* **The request**:
Quote all of the data below exactly, please.

* **Information given**:
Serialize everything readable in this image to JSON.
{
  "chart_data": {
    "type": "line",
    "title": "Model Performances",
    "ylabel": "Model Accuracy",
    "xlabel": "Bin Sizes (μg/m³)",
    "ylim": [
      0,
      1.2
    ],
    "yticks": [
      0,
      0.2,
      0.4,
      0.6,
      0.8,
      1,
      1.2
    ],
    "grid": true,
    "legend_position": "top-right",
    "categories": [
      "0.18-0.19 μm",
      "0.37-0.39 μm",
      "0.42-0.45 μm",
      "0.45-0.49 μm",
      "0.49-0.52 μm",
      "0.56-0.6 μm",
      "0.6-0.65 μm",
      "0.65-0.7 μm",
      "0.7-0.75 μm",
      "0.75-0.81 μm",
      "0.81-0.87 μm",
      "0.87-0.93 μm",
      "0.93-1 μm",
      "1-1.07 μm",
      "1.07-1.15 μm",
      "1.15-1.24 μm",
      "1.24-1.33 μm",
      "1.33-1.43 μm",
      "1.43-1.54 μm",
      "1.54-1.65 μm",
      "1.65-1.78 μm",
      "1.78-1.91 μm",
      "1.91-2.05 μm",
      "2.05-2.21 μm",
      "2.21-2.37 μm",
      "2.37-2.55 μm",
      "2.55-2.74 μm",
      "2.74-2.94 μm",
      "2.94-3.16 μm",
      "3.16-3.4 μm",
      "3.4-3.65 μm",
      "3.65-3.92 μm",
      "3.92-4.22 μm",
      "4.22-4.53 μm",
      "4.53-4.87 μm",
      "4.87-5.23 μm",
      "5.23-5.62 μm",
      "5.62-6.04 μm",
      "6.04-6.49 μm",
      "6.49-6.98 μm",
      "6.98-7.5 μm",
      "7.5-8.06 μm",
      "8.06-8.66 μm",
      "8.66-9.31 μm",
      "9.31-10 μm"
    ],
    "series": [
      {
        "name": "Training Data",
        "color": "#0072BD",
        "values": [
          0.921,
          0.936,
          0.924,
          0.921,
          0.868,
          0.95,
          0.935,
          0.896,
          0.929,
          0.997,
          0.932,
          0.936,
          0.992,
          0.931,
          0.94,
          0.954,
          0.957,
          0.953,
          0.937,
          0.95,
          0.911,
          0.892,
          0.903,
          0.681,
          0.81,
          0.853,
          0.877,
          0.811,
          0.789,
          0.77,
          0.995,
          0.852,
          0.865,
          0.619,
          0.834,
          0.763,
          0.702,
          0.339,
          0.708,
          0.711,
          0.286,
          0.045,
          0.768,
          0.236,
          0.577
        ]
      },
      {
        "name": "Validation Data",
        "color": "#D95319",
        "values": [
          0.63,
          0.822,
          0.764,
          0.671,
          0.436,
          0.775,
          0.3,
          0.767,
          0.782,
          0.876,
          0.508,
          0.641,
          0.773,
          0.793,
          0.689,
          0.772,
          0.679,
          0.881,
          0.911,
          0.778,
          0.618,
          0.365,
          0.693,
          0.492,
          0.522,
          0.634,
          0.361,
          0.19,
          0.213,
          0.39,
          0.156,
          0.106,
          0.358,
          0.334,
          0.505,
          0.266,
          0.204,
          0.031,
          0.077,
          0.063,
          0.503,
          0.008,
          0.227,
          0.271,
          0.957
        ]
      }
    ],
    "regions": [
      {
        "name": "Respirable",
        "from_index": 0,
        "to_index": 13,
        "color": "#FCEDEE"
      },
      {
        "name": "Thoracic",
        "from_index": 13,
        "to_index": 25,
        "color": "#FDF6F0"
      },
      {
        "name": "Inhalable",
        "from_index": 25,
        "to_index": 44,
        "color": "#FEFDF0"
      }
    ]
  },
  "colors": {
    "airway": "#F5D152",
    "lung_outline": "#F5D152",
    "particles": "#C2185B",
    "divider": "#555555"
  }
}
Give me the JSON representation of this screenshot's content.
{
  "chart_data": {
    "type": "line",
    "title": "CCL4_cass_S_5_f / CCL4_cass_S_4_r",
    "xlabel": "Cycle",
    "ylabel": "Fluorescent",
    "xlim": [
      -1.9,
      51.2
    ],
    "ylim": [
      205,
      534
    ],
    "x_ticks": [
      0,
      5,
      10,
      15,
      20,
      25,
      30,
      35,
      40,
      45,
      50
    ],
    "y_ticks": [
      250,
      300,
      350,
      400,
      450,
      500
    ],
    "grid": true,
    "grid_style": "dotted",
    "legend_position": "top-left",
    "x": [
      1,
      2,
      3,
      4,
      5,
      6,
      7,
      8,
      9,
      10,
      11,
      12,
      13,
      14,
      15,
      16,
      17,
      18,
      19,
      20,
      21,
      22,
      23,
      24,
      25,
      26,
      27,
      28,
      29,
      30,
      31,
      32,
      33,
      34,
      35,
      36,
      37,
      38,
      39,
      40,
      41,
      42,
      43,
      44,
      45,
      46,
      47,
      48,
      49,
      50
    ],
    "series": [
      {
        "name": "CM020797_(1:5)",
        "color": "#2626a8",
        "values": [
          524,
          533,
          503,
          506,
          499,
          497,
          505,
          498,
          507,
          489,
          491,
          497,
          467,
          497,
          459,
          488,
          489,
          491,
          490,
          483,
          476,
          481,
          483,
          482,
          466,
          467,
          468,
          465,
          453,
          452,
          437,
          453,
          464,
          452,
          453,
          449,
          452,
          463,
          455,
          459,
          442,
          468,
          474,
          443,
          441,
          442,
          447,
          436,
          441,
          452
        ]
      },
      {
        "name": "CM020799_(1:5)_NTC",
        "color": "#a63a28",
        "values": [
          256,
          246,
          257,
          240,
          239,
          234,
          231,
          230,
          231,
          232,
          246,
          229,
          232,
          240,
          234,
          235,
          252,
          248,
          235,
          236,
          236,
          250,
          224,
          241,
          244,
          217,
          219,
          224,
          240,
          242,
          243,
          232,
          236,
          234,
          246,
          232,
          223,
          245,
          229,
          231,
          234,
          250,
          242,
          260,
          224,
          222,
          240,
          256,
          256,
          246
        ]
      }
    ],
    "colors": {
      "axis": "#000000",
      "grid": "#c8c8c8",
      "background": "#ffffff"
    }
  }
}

* **Output for this task**:
Serialize everything readable in this image to JSON.
{
  "chart_data": {
    "type": "line",
    "title": "Model Performances",
    "ylabel": "Model Accuracy",
    "xlabel": "Bin Sizes (μg/m³)",
    "ylim": [
      0,
      1.2
    ],
    "yticks": [
      0,
      0.2,
      0.4,
      0.6,
      0.8,
      1,
      1.2
    ],
    "grid": true,
    "legend_position": "top-right",
    "categories": [
      "0.18-0.19 μm",
      "0.37-0.39 μm",
      "0.42-0.45 μm",
      "0.45-0.49 μm",
      "0.49-0.52 μm",
      "0.56-0.6 μm",
      "0.6-0.65 μm",
      "0.65-0.7 μm",
      "0.7-0.75 μm",
      "0.75-0.81 μm",
      "0.81-0.87 μm",
      "0.87-0.93 μm",
      "0.93-1 μm",
      "1-1.07 μm",
      "1.07-1.15 μm",
      "1.15-1.24 μm",
      "1.24-1.33 μm",
      "1.33-1.43 μm",
      "1.43-1.54 μm",
      "1.54-1.65 μm",
      "1.65-1.78 μm",
      "1.78-1.91 μm",
      "1.91-2.05 μm",
      "2.05-2.21 μm",
      "2.21-2.37 μm",
      "2.37-2.55 μm",
      "2.55-2.74 μm",
      "2.74-2.94 μm",
      "2.94-3.16 μm",
      "3.16-3.4 μm",
      "3.4-3.65 μm",
      "3.65-3.92 μm",
      "3.92-4.22 μm",
      "4.22-4.53 μm",
      "4.53-4.87 μm",
      "4.87-5.23 μm",
      "5.23-5.62 μm",
      "5.62-6.04 μm",
      "6.04-6.49 μm",
      "6.49-6.98 μm",
      "6.98-7.5 μm",
      "7.5-8.06 μm",
      "8.06-8.66 μm",
      "8.66-9.31 μm",
      "9.31-10 μm"
    ],
    "series": [
      {
        "name": "Training Data",
        "color": "#0072BD",
        "values": [
          0.921,
          0.936,
          0.924,
          0.921,
          0.868,
          0.95,
          0.935,
          0.896,
          0.929,
          0.997,
          0.932,
          0.936,
          0.992,
          0.931,
          0.94,
          0.954,
          0.957,
          0.953,
          0.937,
          0.95,
          0.911,
          0.892,
          0.903,
          0.681,
          0.81,
          0.853,
          0.877,
          0.811,
          0.789,
          0.77,
          0.995,
          0.852,
          0.865,
          0.619,
          0.834,
          0.763,
          0.702,
          0.339,
          0.708,
          0.711,
          0.286,
          0.045,
          0.768,
          0.236,
          0.577
        ]
      },
      {
        "name": "Validation Data",
        "color": "#D95319",
        "values": [
          0.63,
          0.822,
          0.764,
          0.671,
          0.436,
          0.775,
          0.3,
          0.767,
          0.782,
          0.876,
          0.508,
          0.641,
          0.773,
          0.793,
          0.689,
          0.772,
          0.679,
          0.881,
          0.911,
          0.778,
          0.618,
          0.365,
          0.693,
          0.492,
          0.522,
          0.634,
          0.361,
          0.19,
          0.213,
          0.39,
          0.156,
          0.106,
          0.358,
          0.334,
          0.505,
          0.266,
          0.204,
          0.031,
          0.077,
          0.063,
          0.503,
          0.008,
          0.227,
          0.271,
          0.957
        ]
      }
    ],
    "regions": [
      {
        "name": "Respirable",
        "from_index": 0,
        "to_index": 13,
        "color": "#FCEDEE"
      },
      {
        "name": "Thoracic",
        "from_index": 13,
        "to_index": 25,
        "color": "#FDF6F0"
      },
      {
        "name": "Inhalable",
        "from_index": 25,
        "to_index": 44,
        "color": "#FEFDF0"
      }
    ]
  },
  "colors": {
    "airway": "#F5D152",
    "lung_outline": "#F5D152",
    "particles": "#C2185B",
    "divider": "#555555"
  }
}
Give me the JSON representation of this screenshot's content.
{
  "chart_data": {
    "type": "line",
    "title": "CCL4_cass_S_5_f / CCL4_cass_S_4_r",
    "xlabel": "Cycle",
    "ylabel": "Fluorescent",
    "xlim": [
      -1.9,
      51.2
    ],
    "ylim": [
      205,
      534
    ],
    "x_ticks": [
      0,
      5,
      10,
      15,
      20,
      25,
      30,
      35,
      40,
      45,
      50
    ],
    "y_ticks": [
      250,
      300,
      350,
      400,
      450,
      500
    ],
    "grid": true,
    "grid_style": "dotted",
    "legend_position": "top-left",
    "x": [
      1,
      2,
      3,
      4,
      5,
      6,
      7,
      8,
      9,
      10,
      11,
      12,
      13,
      14,
      15,
      16,
      17,
      18,
      19,
      20,
      21,
      22,
      23,
      24,
      25,
      26,
      27,
      28,
      29,
      30,
      31,
      32,
      33,
      34,
      35,
      36,
      37,
      38,
      39,
      40,
      41,
      42,
      43,
      44,
      45,
      46,
      47,
      48,
      49,
      50
    ],
    "series": [
      {
        "name": "CM020797_(1:5)",
        "color": "#2626a8",
        "values": [
          524,
          533,
          503,
          506,
          499,
          497,
          505,
          498,
          507,
          489,
          491,
          497,
          467,
          497,
          459,
          488,
          489,
          491,
          490,
          483,
          476,
          481,
          483,
          482,
          466,
          467,
          468,
          465,
          453,
          452,
          437,
          453,
          464,
          452,
          453,
          449,
          452,
          463,
          455,
          459,
          442,
          468,
          474,
          443,
          441,
          442,
          447,
          436,
          441,
          452
        ]
      },
      {
        "name": "CM020799_(1:5)_NTC",
        "color": "#a63a28",
        "values": [
          256,
          246,
          257,
          240,
          239,
          234,
          231,
          230,
          231,
          232,
          246,
          229,
          232,
          240,
          234,
          235,
          252,
          248,
          235,
          236,
          236,
          250,
          224,
          241,
          244,
          217,
          219,
          224,
          240,
          242,
          243,
          232,
          236,
          234,
          246,
          232,
          223,
          245,
          229,
          231,
          234,
          250,
          242,
          260,
          224,
          222,
          240,
          256,
          256,
          246
        ]
      }
    ],
    "colors": {
      "axis": "#000000",
      "grid": "#c8c8c8",
      "background": "#ffffff"
    }
  }
}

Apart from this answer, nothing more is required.